── Raw data
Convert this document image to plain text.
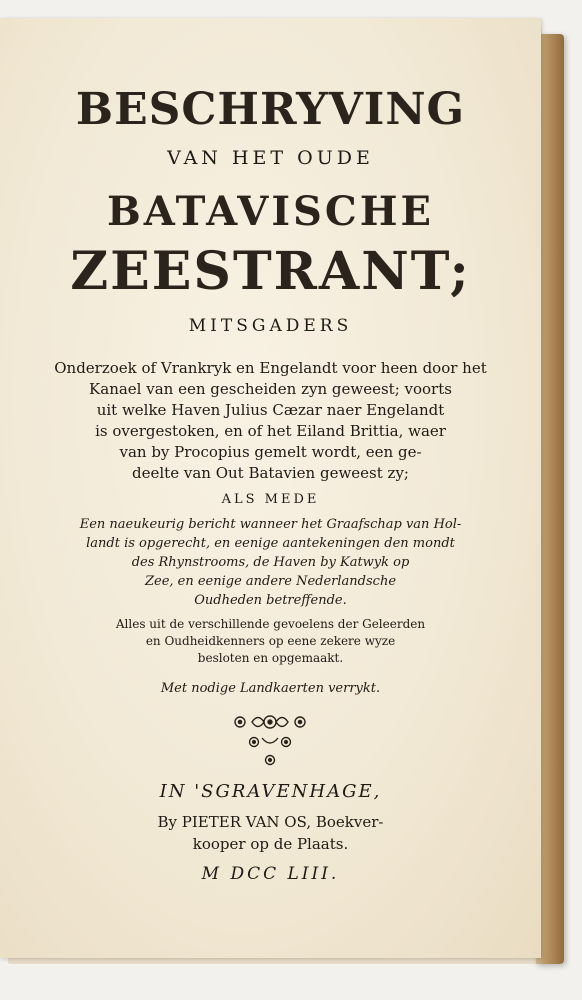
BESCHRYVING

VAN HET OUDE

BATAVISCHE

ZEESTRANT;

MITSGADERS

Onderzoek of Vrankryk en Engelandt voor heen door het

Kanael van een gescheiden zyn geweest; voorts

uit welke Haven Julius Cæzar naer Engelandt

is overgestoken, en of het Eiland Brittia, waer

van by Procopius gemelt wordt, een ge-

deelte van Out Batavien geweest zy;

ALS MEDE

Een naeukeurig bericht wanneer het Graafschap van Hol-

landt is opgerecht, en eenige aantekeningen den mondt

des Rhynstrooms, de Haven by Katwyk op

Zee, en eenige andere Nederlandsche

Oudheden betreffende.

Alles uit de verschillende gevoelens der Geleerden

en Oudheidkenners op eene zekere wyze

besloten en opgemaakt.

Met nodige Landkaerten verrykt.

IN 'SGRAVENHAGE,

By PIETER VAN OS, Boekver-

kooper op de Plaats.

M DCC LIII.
────
List the lines of the material in which the word "eenige" occurs.

** Result of the exercise **
landt is opgerecht, en eenige aantekeningen den mondt
Zee, en eenige andere Nederlandsche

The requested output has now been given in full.